* Short exercise
Restate the records in their entirety, word for word.

*****

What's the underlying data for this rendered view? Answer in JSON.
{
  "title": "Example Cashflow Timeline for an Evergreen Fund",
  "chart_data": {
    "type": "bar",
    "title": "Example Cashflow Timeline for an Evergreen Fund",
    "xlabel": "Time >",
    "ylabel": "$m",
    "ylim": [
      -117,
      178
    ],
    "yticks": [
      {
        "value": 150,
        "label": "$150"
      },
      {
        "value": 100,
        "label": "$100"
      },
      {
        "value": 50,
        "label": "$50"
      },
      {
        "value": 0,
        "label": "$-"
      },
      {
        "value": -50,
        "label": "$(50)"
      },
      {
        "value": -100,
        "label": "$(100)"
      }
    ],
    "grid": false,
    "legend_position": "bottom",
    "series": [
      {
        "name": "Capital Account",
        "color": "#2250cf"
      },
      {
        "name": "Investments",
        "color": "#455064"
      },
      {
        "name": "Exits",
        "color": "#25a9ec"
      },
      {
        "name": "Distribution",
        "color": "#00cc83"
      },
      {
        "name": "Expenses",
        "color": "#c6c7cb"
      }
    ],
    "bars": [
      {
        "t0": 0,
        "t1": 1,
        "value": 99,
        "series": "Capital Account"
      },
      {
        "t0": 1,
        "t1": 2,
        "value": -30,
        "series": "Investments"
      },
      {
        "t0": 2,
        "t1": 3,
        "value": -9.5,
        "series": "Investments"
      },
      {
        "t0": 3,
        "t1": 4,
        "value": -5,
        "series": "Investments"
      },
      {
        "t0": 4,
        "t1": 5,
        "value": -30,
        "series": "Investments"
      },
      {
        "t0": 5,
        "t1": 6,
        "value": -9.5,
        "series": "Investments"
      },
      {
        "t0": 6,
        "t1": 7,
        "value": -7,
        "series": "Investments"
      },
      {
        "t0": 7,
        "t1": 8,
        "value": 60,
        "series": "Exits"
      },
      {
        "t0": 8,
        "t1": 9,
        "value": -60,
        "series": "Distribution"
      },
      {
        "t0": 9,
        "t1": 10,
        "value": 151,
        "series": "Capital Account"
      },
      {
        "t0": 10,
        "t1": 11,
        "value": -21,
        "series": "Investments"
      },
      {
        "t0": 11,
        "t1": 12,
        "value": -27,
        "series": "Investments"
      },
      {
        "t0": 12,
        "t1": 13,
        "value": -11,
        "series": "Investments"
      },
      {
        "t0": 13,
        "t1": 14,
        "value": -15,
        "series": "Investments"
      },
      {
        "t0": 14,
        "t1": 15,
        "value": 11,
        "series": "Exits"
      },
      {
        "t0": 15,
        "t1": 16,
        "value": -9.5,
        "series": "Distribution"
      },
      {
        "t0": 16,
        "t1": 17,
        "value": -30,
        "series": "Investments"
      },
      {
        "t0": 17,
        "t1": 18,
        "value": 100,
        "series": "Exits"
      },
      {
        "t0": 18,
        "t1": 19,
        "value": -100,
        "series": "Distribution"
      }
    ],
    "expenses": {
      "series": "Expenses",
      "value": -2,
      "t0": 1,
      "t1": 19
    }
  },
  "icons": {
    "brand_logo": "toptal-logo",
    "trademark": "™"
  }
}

*****

* Worked answer
What's the underlying data for this rendered view? Answer in JSON.
{
  "title": "Example Cashflow Timeline for an Evergreen Fund",
  "chart_data": {
    "type": "bar",
    "title": "Example Cashflow Timeline for an Evergreen Fund",
    "xlabel": "Time >",
    "ylabel": "$m",
    "ylim": [
      -117,
      178
    ],
    "yticks": [
      {
        "value": 150,
        "label": "$150"
      },
      {
        "value": 100,
        "label": "$100"
      },
      {
        "value": 50,
        "label": "$50"
      },
      {
        "value": 0,
        "label": "$-"
      },
      {
        "value": -50,
        "label": "$(50)"
      },
      {
        "value": -100,
        "label": "$(100)"
      }
    ],
    "grid": false,
    "legend_position": "bottom",
    "series": [
      {
        "name": "Capital Account",
        "color": "#2250cf"
      },
      {
        "name": "Investments",
        "color": "#455064"
      },
      {
        "name": "Exits",
        "color": "#25a9ec"
      },
      {
        "name": "Distribution",
        "color": "#00cc83"
      },
      {
        "name": "Expenses",
        "color": "#c6c7cb"
      }
    ],
    "bars": [
      {
        "t0": 0,
        "t1": 1,
        "value": 99,
        "series": "Capital Account"
      },
      {
        "t0": 1,
        "t1": 2,
        "value": -30,
        "series": "Investments"
      },
      {
        "t0": 2,
        "t1": 3,
        "value": -9.5,
        "series": "Investments"
      },
      {
        "t0": 3,
        "t1": 4,
        "value": -5,
        "series": "Investments"
      },
      {
        "t0": 4,
        "t1": 5,
        "value": -30,
        "series": "Investments"
      },
      {
        "t0": 5,
        "t1": 6,
        "value": -9.5,
        "series": "Investments"
      },
      {
        "t0": 6,
        "t1": 7,
        "value": -7,
        "series": "Investments"
      },
      {
        "t0": 7,
        "t1": 8,
        "value": 60,
        "series": "Exits"
      },
      {
        "t0": 8,
        "t1": 9,
        "value": -60,
        "series": "Distribution"
      },
      {
        "t0": 9,
        "t1": 10,
        "value": 151,
        "series": "Capital Account"
      },
      {
        "t0": 10,
        "t1": 11,
        "value": -21,
        "series": "Investments"
      },
      {
        "t0": 11,
        "t1": 12,
        "value": -27,
        "series": "Investments"
      },
      {
        "t0": 12,
        "t1": 13,
        "value": -11,
        "series": "Investments"
      },
      {
        "t0": 13,
        "t1": 14,
        "value": -15,
        "series": "Investments"
      },
      {
        "t0": 14,
        "t1": 15,
        "value": 11,
        "series": "Exits"
      },
      {
        "t0": 15,
        "t1": 16,
        "value": -9.5,
        "series": "Distribution"
      },
      {
        "t0": 16,
        "t1": 17,
        "value": -30,
        "series": "Investments"
      },
      {
        "t0": 17,
        "t1": 18,
        "value": 100,
        "series": "Exits"
      },
      {
        "t0": 18,
        "t1": 19,
        "value": -100,
        "series": "Distribution"
      }
    ],
    "expenses": {
      "series": "Expenses",
      "value": -2,
      "t0": 1,
      "t1": 19
    }
  },
  "icons": {
    "brand_logo": "toptal-logo",
    "trademark": "™"
  }
}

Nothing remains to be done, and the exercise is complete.